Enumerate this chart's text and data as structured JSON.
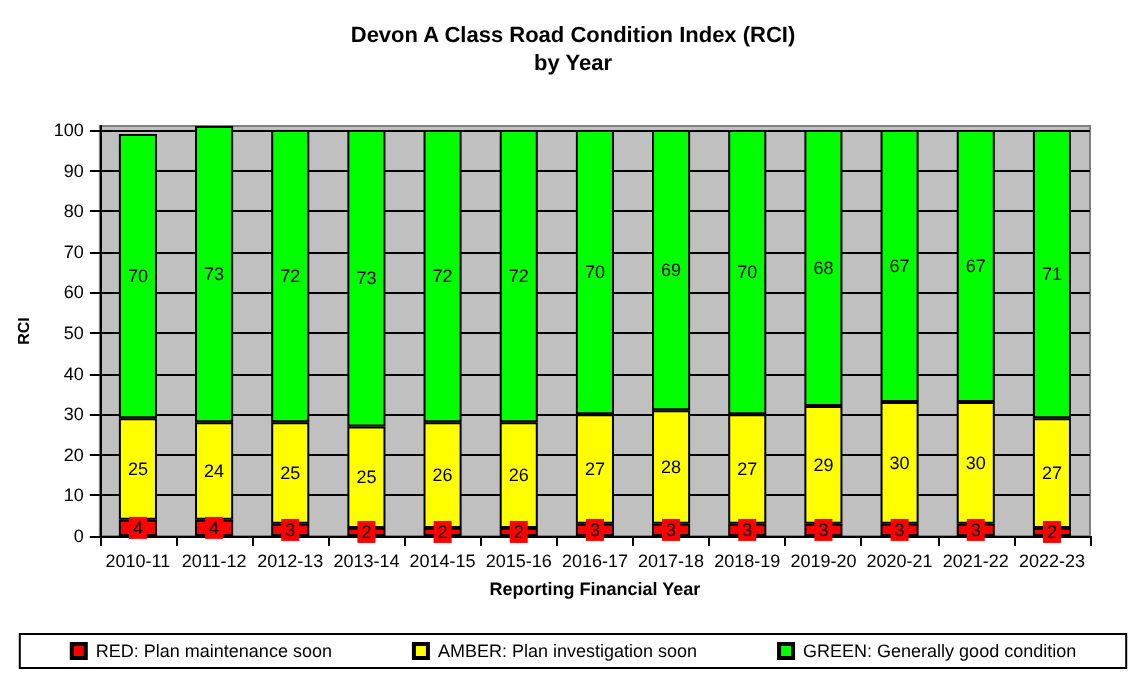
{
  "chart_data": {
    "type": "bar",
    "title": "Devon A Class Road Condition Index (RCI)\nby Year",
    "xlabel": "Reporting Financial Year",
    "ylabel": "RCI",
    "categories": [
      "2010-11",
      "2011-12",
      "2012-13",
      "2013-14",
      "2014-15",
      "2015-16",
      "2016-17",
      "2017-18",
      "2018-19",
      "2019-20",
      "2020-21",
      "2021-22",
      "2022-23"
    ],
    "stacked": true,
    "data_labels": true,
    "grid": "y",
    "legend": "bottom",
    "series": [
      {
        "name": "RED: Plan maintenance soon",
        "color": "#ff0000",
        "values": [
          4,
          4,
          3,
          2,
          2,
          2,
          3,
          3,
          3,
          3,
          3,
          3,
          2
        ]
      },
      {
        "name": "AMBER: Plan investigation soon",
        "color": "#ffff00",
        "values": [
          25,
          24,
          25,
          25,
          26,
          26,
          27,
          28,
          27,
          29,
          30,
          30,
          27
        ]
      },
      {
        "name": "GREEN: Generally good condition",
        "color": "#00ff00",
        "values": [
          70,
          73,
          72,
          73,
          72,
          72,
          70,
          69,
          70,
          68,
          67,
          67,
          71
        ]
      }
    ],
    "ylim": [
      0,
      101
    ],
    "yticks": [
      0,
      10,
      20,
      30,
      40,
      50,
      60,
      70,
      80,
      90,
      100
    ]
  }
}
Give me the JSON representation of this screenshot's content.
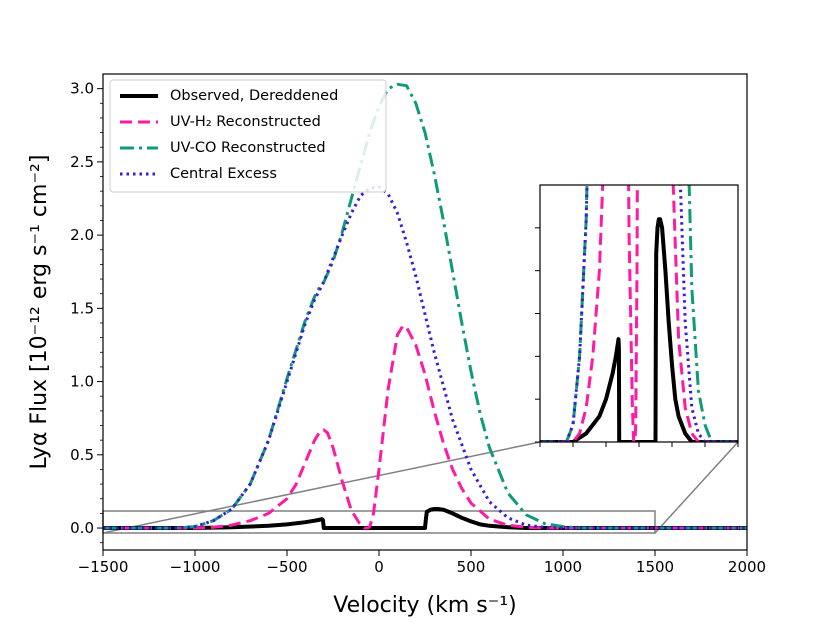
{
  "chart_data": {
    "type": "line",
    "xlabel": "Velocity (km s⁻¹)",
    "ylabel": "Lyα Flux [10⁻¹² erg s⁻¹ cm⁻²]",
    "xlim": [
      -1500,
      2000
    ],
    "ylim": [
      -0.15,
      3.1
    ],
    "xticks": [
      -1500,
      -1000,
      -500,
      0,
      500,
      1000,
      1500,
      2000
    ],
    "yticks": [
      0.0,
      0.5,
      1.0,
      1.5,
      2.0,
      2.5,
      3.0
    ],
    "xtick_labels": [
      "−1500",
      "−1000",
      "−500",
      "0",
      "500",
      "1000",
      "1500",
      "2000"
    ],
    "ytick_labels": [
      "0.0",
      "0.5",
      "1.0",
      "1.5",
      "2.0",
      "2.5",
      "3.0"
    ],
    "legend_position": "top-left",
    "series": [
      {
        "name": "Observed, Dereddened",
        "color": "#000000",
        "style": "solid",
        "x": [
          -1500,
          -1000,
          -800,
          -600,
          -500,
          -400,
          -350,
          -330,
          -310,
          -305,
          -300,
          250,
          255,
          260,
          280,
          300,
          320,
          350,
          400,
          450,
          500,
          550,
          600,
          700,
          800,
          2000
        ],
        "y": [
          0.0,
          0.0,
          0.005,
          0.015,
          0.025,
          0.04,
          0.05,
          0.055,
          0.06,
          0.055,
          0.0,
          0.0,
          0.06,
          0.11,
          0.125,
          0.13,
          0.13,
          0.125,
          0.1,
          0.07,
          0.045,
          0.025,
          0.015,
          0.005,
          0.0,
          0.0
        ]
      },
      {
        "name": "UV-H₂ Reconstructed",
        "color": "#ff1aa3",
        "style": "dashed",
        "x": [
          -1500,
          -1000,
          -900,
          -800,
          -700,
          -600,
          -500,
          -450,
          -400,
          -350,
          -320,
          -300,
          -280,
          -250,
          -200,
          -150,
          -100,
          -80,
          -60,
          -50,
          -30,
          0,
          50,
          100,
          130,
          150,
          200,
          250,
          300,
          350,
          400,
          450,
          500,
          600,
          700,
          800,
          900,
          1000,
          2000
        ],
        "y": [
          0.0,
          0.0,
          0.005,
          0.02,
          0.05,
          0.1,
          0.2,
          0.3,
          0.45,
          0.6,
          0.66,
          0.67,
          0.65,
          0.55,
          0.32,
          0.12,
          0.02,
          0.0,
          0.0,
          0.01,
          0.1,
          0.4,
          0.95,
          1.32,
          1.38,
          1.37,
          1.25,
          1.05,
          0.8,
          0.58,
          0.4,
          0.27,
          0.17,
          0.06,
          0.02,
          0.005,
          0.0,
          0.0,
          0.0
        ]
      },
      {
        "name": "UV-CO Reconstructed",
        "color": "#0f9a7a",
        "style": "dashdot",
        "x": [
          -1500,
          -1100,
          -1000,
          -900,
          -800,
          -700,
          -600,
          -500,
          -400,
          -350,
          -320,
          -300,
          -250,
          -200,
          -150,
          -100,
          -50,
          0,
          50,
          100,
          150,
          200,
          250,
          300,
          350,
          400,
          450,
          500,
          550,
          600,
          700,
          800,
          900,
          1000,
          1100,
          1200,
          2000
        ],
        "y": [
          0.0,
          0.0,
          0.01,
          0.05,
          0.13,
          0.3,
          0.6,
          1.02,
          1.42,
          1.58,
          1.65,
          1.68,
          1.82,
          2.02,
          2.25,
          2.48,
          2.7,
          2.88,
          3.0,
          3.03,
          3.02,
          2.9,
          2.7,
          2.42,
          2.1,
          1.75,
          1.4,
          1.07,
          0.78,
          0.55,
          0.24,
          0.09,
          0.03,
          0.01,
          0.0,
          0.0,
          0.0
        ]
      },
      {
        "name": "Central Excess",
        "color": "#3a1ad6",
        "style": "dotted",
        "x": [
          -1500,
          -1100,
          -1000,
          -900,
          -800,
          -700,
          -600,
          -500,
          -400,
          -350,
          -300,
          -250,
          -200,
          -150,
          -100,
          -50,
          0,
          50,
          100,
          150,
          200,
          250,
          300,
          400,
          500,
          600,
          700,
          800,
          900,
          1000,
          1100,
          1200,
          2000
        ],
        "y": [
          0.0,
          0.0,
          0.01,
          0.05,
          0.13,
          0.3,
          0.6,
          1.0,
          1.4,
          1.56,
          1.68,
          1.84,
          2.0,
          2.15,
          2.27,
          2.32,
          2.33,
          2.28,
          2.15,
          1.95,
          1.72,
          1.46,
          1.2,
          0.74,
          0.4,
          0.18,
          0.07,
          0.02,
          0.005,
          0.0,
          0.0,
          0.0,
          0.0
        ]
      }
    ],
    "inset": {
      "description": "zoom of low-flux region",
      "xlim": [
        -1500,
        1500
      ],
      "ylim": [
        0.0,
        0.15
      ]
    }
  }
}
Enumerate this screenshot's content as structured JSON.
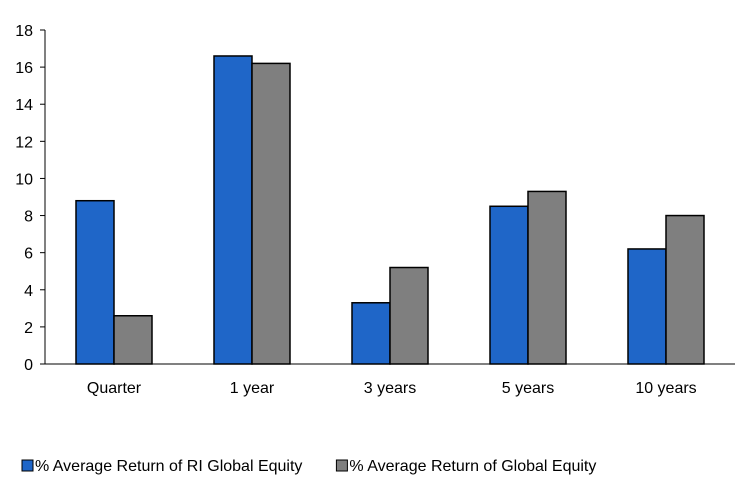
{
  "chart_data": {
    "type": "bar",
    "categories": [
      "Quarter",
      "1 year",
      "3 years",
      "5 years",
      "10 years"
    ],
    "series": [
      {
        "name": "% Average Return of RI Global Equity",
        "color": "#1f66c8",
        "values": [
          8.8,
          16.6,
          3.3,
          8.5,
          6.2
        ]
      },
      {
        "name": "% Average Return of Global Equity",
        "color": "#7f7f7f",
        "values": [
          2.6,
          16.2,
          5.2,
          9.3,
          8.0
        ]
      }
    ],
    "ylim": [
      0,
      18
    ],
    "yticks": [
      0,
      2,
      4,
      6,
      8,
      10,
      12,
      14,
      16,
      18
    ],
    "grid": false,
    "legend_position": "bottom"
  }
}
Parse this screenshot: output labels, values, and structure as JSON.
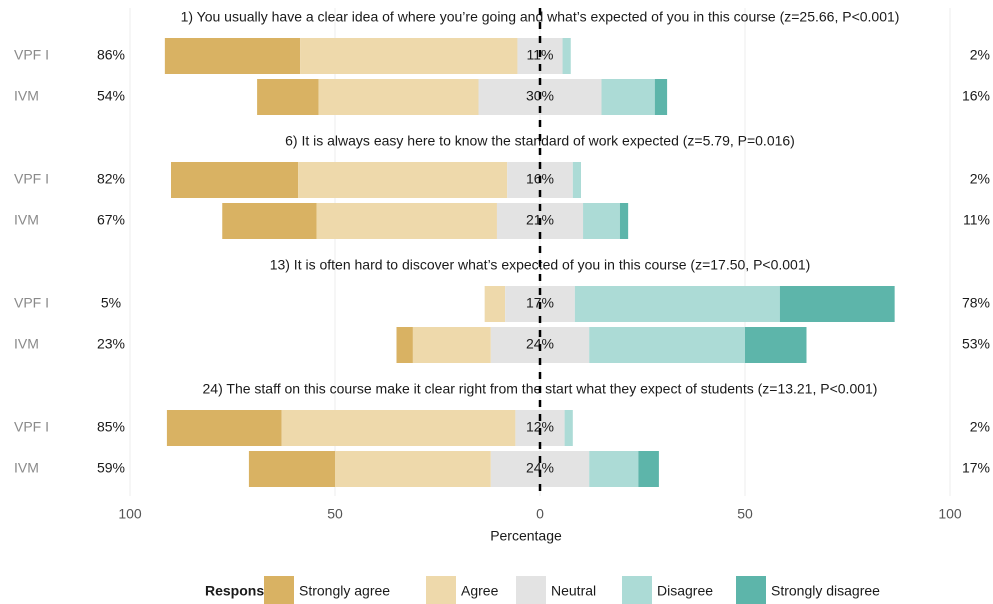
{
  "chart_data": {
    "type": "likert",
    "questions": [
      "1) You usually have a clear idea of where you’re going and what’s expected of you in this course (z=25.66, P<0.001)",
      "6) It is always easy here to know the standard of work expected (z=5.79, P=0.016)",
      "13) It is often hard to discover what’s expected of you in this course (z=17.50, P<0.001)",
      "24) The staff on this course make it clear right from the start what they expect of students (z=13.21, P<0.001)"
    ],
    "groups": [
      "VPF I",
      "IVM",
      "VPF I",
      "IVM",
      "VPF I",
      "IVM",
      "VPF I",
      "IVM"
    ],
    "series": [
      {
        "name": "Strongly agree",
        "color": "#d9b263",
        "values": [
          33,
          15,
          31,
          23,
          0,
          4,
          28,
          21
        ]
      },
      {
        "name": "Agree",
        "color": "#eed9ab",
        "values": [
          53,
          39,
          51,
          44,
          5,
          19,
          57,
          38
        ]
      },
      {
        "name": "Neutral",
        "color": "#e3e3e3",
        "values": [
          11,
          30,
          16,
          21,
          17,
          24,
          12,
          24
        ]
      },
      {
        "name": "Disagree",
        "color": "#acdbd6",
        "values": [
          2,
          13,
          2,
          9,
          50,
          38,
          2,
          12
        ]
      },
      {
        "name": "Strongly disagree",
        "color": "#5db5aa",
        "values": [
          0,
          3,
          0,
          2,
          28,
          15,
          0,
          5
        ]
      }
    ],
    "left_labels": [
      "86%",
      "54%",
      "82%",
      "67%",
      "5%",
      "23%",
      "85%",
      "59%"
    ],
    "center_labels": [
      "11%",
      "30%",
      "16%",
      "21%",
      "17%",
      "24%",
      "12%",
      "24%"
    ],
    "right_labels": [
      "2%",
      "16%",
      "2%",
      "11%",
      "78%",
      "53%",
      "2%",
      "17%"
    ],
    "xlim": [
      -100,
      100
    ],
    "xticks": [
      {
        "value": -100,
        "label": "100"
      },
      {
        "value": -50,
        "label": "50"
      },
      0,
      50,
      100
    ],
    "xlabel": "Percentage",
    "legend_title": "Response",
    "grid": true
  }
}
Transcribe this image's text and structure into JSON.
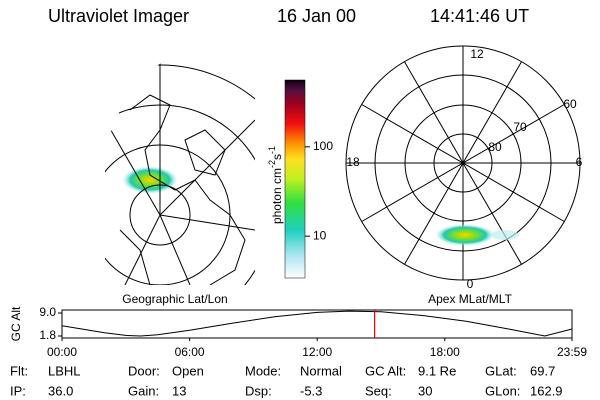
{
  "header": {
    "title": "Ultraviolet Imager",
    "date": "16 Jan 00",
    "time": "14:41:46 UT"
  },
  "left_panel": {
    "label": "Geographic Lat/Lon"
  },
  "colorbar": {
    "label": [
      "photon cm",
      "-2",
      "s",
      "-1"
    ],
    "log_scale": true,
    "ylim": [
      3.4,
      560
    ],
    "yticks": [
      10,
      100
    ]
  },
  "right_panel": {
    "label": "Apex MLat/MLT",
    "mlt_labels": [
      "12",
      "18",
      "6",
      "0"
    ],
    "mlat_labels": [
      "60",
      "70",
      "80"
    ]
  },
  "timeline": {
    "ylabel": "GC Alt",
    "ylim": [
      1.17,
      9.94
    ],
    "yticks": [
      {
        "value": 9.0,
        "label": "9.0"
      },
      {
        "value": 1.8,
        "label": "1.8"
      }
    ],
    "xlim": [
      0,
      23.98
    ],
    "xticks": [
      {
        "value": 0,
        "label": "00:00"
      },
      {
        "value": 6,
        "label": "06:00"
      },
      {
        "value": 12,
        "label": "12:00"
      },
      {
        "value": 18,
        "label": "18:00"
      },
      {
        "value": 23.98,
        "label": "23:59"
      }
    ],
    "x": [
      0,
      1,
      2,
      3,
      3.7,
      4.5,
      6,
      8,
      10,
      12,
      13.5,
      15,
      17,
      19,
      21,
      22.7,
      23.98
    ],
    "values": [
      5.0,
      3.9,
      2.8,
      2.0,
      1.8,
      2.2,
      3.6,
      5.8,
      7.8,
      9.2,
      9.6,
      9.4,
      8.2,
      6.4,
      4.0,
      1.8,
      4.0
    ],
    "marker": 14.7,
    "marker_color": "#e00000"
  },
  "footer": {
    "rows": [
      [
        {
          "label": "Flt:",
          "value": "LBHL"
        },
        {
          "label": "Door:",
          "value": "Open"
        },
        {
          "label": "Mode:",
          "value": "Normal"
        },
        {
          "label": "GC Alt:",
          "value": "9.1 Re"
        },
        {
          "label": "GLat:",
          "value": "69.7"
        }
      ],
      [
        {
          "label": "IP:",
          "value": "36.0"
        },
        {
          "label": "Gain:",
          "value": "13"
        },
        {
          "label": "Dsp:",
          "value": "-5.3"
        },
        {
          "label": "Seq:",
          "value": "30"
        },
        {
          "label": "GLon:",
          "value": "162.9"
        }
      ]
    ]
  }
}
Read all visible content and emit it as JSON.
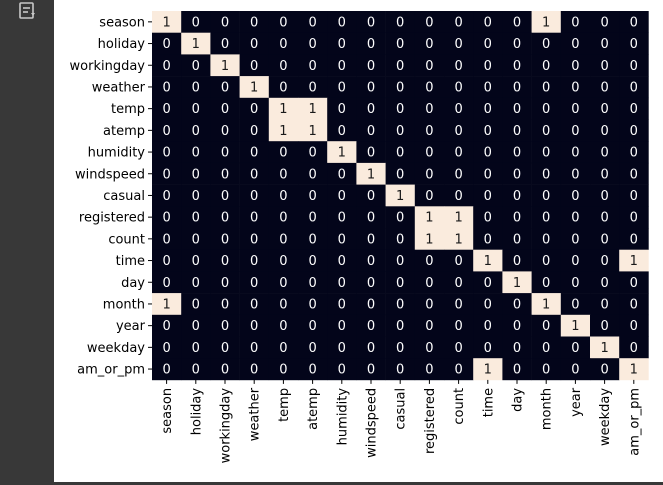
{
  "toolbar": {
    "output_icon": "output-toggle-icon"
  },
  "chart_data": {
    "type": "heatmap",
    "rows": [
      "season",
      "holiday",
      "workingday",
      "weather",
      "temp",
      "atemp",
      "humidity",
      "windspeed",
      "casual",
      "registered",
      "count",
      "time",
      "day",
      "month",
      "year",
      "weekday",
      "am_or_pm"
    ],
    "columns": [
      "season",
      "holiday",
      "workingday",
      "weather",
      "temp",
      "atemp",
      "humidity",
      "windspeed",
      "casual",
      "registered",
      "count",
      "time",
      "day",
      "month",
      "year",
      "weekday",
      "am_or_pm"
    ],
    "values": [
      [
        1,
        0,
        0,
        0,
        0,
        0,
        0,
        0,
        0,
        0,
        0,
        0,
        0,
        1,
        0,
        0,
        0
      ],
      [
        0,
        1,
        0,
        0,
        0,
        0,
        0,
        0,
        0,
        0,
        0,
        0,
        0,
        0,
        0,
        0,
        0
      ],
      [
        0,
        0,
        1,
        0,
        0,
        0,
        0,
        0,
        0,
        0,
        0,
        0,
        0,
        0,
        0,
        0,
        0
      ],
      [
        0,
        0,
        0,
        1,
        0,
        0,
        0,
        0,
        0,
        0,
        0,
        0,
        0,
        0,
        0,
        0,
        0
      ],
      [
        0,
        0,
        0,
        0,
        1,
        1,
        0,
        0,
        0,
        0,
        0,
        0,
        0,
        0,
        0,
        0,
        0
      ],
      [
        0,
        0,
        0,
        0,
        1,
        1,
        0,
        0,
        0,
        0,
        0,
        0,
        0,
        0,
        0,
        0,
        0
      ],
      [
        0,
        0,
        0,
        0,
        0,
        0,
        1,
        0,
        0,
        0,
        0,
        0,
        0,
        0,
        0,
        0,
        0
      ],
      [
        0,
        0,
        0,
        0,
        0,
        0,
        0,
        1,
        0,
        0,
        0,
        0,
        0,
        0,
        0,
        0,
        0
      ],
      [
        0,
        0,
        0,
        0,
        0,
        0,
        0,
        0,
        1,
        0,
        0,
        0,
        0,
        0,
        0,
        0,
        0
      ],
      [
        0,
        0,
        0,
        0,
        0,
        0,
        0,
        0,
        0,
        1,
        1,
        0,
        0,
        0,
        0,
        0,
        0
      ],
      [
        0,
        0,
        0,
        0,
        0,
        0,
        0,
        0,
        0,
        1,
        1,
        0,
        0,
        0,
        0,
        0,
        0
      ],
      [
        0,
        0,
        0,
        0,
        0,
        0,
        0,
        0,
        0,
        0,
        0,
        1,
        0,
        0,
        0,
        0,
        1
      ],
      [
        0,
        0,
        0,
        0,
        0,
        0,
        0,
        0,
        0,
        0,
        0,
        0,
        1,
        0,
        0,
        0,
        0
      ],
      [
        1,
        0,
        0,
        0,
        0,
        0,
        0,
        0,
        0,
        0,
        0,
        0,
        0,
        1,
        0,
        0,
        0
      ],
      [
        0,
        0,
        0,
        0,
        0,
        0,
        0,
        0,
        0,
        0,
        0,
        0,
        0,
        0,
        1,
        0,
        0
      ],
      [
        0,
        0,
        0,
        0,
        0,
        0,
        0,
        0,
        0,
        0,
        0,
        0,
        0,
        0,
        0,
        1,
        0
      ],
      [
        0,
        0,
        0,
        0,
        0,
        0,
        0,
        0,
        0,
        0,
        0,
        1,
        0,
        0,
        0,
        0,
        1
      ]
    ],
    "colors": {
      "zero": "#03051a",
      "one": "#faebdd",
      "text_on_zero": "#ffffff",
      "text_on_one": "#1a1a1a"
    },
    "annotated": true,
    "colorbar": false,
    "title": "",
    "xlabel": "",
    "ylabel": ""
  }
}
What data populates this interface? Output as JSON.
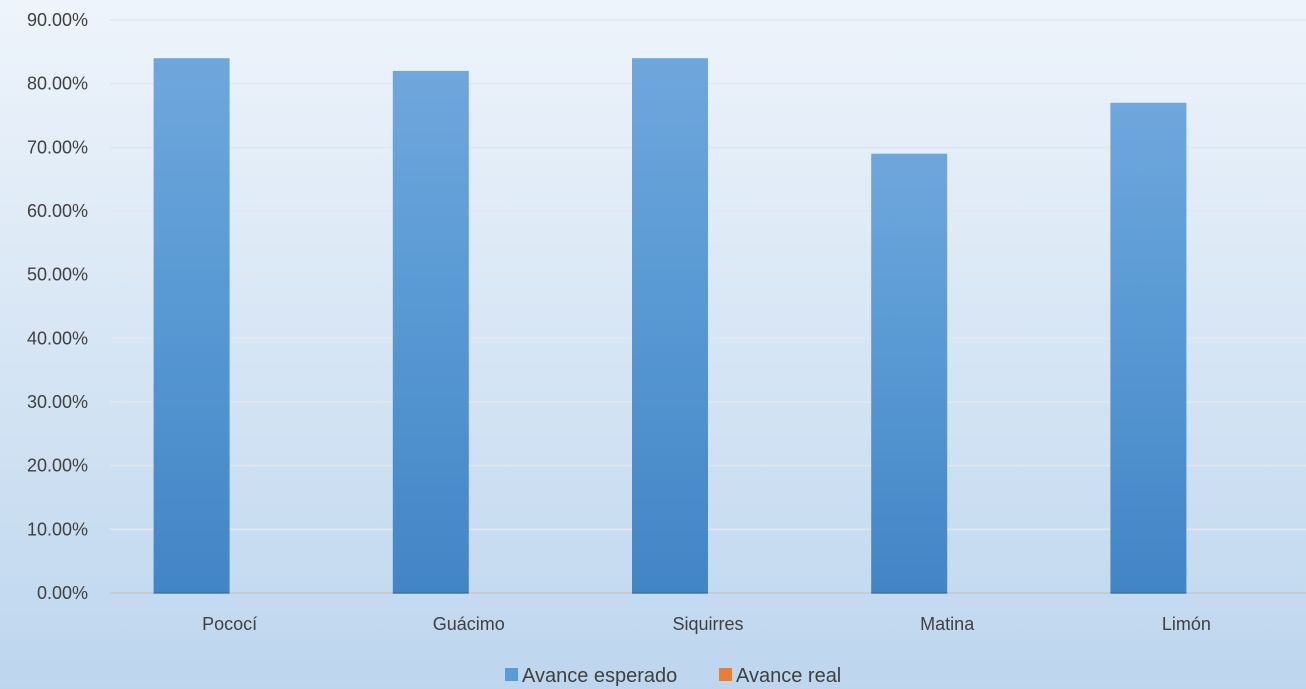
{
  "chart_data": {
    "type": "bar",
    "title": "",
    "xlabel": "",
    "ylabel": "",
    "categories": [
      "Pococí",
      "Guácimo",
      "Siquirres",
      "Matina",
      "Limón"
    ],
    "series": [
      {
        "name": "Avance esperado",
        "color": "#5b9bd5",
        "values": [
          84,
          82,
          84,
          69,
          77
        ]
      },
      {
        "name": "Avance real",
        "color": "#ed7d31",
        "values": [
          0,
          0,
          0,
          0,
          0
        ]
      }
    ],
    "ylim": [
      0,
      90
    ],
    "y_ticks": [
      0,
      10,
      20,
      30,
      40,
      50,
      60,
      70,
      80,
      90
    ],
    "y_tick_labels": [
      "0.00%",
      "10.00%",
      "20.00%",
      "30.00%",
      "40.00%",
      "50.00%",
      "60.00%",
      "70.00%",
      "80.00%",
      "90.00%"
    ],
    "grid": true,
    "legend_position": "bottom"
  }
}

• **Work required**
Quote exactly, and only, the lines from the one containing "What data populates" through the last line of the records above, both included; leave out any pictures.

• **Solution to this exercise**
What data populates this interface? Output as JSON.
{
  "chart_data": {
    "type": "bar",
    "title": "",
    "xlabel": "",
    "ylabel": "",
    "categories": [
      "Pococí",
      "Guácimo",
      "Siquirres",
      "Matina",
      "Limón"
    ],
    "series": [
      {
        "name": "Avance esperado",
        "color": "#5b9bd5",
        "values": [
          84,
          82,
          84,
          69,
          77
        ]
      },
      {
        "name": "Avance real",
        "color": "#ed7d31",
        "values": [
          0,
          0,
          0,
          0,
          0
        ]
      }
    ],
    "ylim": [
      0,
      90
    ],
    "y_ticks": [
      0,
      10,
      20,
      30,
      40,
      50,
      60,
      70,
      80,
      90
    ],
    "y_tick_labels": [
      "0.00%",
      "10.00%",
      "20.00%",
      "30.00%",
      "40.00%",
      "50.00%",
      "60.00%",
      "70.00%",
      "80.00%",
      "90.00%"
    ],
    "grid": true,
    "legend_position": "bottom"
  }
}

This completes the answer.